Short problem:
Copy each line of the listing below exactly.

Stored data entries:

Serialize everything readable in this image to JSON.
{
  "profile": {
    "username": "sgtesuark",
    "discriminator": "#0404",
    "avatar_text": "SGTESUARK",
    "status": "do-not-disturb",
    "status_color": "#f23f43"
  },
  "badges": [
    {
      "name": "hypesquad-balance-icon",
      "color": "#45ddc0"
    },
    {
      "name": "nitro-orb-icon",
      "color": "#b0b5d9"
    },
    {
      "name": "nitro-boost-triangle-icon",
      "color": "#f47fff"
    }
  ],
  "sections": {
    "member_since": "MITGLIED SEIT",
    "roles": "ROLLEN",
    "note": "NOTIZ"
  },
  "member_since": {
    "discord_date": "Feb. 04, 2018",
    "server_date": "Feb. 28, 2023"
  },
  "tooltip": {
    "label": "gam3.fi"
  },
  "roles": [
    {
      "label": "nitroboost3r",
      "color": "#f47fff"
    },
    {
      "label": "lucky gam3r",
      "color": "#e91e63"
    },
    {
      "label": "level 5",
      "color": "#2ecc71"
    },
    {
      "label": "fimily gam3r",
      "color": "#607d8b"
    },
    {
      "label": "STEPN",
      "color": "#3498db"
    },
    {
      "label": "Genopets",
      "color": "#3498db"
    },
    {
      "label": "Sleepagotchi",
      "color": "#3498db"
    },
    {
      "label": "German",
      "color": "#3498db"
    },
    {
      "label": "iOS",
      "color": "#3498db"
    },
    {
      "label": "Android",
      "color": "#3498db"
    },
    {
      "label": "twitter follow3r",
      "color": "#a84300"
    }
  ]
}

Correct result:
Serialize everything readable in this image to JSON.
{
  "profile": {
    "username": "sgtesuark",
    "discriminator": "#0404",
    "avatar_text": "SGTESUARK",
    "status": "do-not-disturb",
    "status_color": "#f23f43"
  },
  "badges": [
    {
      "name": "hypesquad-balance-icon",
      "color": "#45ddc0"
    },
    {
      "name": "nitro-orb-icon",
      "color": "#b0b5d9"
    },
    {
      "name": "nitro-boost-triangle-icon",
      "color": "#f47fff"
    }
  ],
  "sections": {
    "member_since": "MITGLIED SEIT",
    "roles": "ROLLEN",
    "note": "NOTIZ"
  },
  "member_since": {
    "discord_date": "Feb. 04, 2018",
    "server_date": "Feb. 28, 2023"
  },
  "tooltip": {
    "label": "gam3.fi"
  },
  "roles": [
    {
      "label": "nitroboost3r",
      "color": "#f47fff"
    },
    {
      "label": "lucky gam3r",
      "color": "#e91e63"
    },
    {
      "label": "level 5",
      "color": "#2ecc71"
    },
    {
      "label": "fimily gam3r",
      "color": "#607d8b"
    },
    {
      "label": "STEPN",
      "color": "#3498db"
    },
    {
      "label": "Genopets",
      "color": "#3498db"
    },
    {
      "label": "Sleepagotchi",
      "color": "#3498db"
    },
    {
      "label": "German",
      "color": "#3498db"
    },
    {
      "label": "iOS",
      "color": "#3498db"
    },
    {
      "label": "Android",
      "color": "#3498db"
    },
    {
      "label": "twitter follow3r",
      "color": "#a84300"
    }
  ]
}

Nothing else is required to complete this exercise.